──────── Input data ────────

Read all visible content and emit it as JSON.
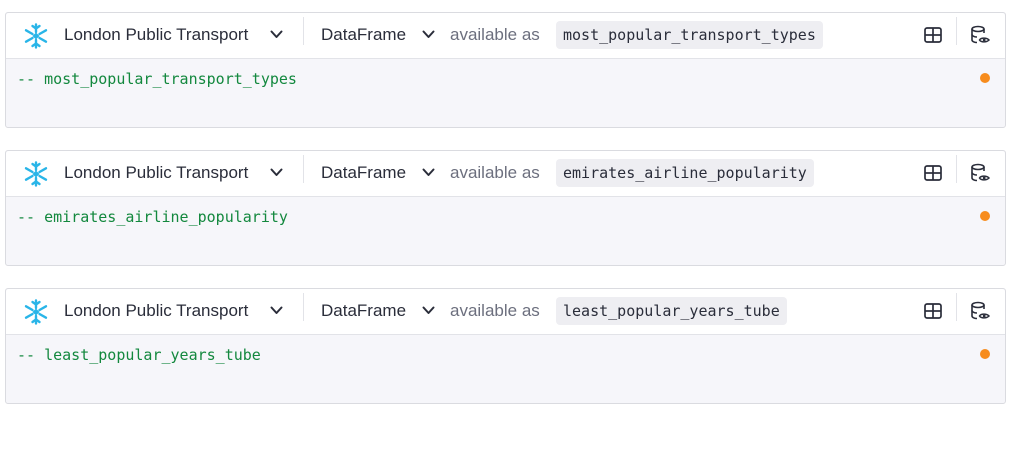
{
  "cells": [
    {
      "connection": "London Public Transport",
      "output_type": "DataFrame",
      "available_label": "available as",
      "variable": "most_popular_transport_types",
      "code": "-- most_popular_transport_types"
    },
    {
      "connection": "London Public Transport",
      "output_type": "DataFrame",
      "available_label": "available as",
      "variable": "emirates_airline_popularity",
      "code": "-- emirates_airline_popularity"
    },
    {
      "connection": "London Public Transport",
      "output_type": "DataFrame",
      "available_label": "available as",
      "variable": "least_popular_years_tube",
      "code": "-- least_popular_years_tube"
    }
  ],
  "icons": {
    "connection": "snowflake-icon",
    "dropdown": "chevron-down-icon",
    "table_view": "table-icon",
    "database_view": "database-eye-icon",
    "status": "status-dot-icon"
  },
  "colors": {
    "snowflake": "#29b5e8",
    "code": "#13883e",
    "status_dot": "#f78c1d"
  }
}
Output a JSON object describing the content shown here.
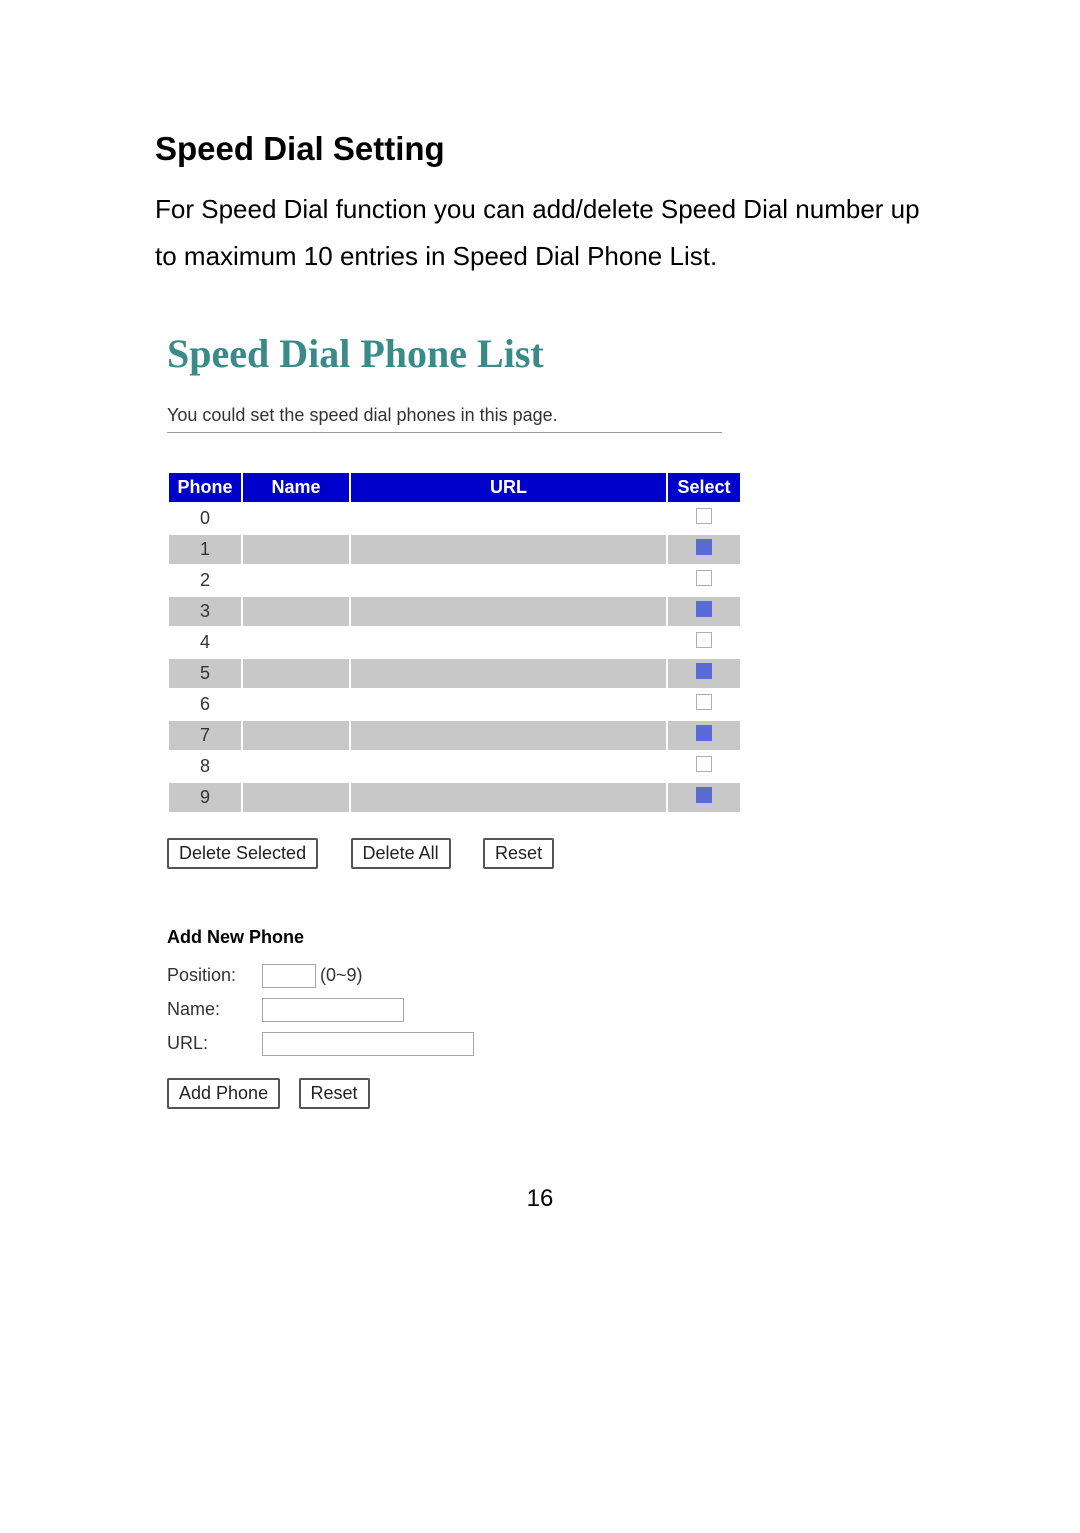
{
  "doc": {
    "title": "Speed Dial Setting",
    "description": "For Speed Dial function you can add/delete Speed Dial number up to maximum 10 entries in Speed Dial Phone List."
  },
  "list": {
    "title": "Speed Dial Phone List",
    "subtitle": "You could set the speed dial phones in this page.",
    "headers": {
      "phone": "Phone",
      "name": "Name",
      "url": "URL",
      "select": "Select"
    },
    "rows": [
      {
        "phone": "0",
        "name": "",
        "url": ""
      },
      {
        "phone": "1",
        "name": "",
        "url": ""
      },
      {
        "phone": "2",
        "name": "",
        "url": ""
      },
      {
        "phone": "3",
        "name": "",
        "url": ""
      },
      {
        "phone": "4",
        "name": "",
        "url": ""
      },
      {
        "phone": "5",
        "name": "",
        "url": ""
      },
      {
        "phone": "6",
        "name": "",
        "url": ""
      },
      {
        "phone": "7",
        "name": "",
        "url": ""
      },
      {
        "phone": "8",
        "name": "",
        "url": ""
      },
      {
        "phone": "9",
        "name": "",
        "url": ""
      }
    ],
    "buttons": {
      "delete_selected": "Delete Selected",
      "delete_all": "Delete All",
      "reset": "Reset"
    }
  },
  "add": {
    "title": "Add New Phone",
    "labels": {
      "position": "Position:",
      "name": "Name:",
      "url": "URL:"
    },
    "hints": {
      "position": "(0~9)"
    },
    "buttons": {
      "add_phone": "Add Phone",
      "reset": "Reset"
    }
  },
  "page": {
    "number": "16"
  }
}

────────

Task:
The records shown above are to be repeated exactly, with the pictures left out.

Reply:
Read all visible content and emit it as JSON.
{
  "cells": [
    {
      "connection": "London Public Transport",
      "output_type": "DataFrame",
      "available_label": "available as",
      "variable": "most_popular_transport_types",
      "code": "-- most_popular_transport_types"
    },
    {
      "connection": "London Public Transport",
      "output_type": "DataFrame",
      "available_label": "available as",
      "variable": "emirates_airline_popularity",
      "code": "-- emirates_airline_popularity"
    },
    {
      "connection": "London Public Transport",
      "output_type": "DataFrame",
      "available_label": "available as",
      "variable": "least_popular_years_tube",
      "code": "-- least_popular_years_tube"
    }
  ],
  "icons": {
    "connection": "snowflake-icon",
    "dropdown": "chevron-down-icon",
    "table_view": "table-icon",
    "database_view": "database-eye-icon",
    "status": "status-dot-icon"
  },
  "colors": {
    "snowflake": "#29b5e8",
    "code": "#13883e",
    "status_dot": "#f78c1d"
  }
}
Output a JSON object describing the content shown here.
{
  "doc": {
    "title": "Speed Dial Setting",
    "description": "For Speed Dial function you can add/delete Speed Dial number up to maximum 10 entries in Speed Dial Phone List."
  },
  "list": {
    "title": "Speed Dial Phone List",
    "subtitle": "You could set the speed dial phones in this page.",
    "headers": {
      "phone": "Phone",
      "name": "Name",
      "url": "URL",
      "select": "Select"
    },
    "rows": [
      {
        "phone": "0",
        "name": "",
        "url": ""
      },
      {
        "phone": "1",
        "name": "",
        "url": ""
      },
      {
        "phone": "2",
        "name": "",
        "url": ""
      },
      {
        "phone": "3",
        "name": "",
        "url": ""
      },
      {
        "phone": "4",
        "name": "",
        "url": ""
      },
      {
        "phone": "5",
        "name": "",
        "url": ""
      },
      {
        "phone": "6",
        "name": "",
        "url": ""
      },
      {
        "phone": "7",
        "name": "",
        "url": ""
      },
      {
        "phone": "8",
        "name": "",
        "url": ""
      },
      {
        "phone": "9",
        "name": "",
        "url": ""
      }
    ],
    "buttons": {
      "delete_selected": "Delete Selected",
      "delete_all": "Delete All",
      "reset": "Reset"
    }
  },
  "add": {
    "title": "Add New Phone",
    "labels": {
      "position": "Position:",
      "name": "Name:",
      "url": "URL:"
    },
    "hints": {
      "position": "(0~9)"
    },
    "buttons": {
      "add_phone": "Add Phone",
      "reset": "Reset"
    }
  },
  "page": {
    "number": "16"
  }
}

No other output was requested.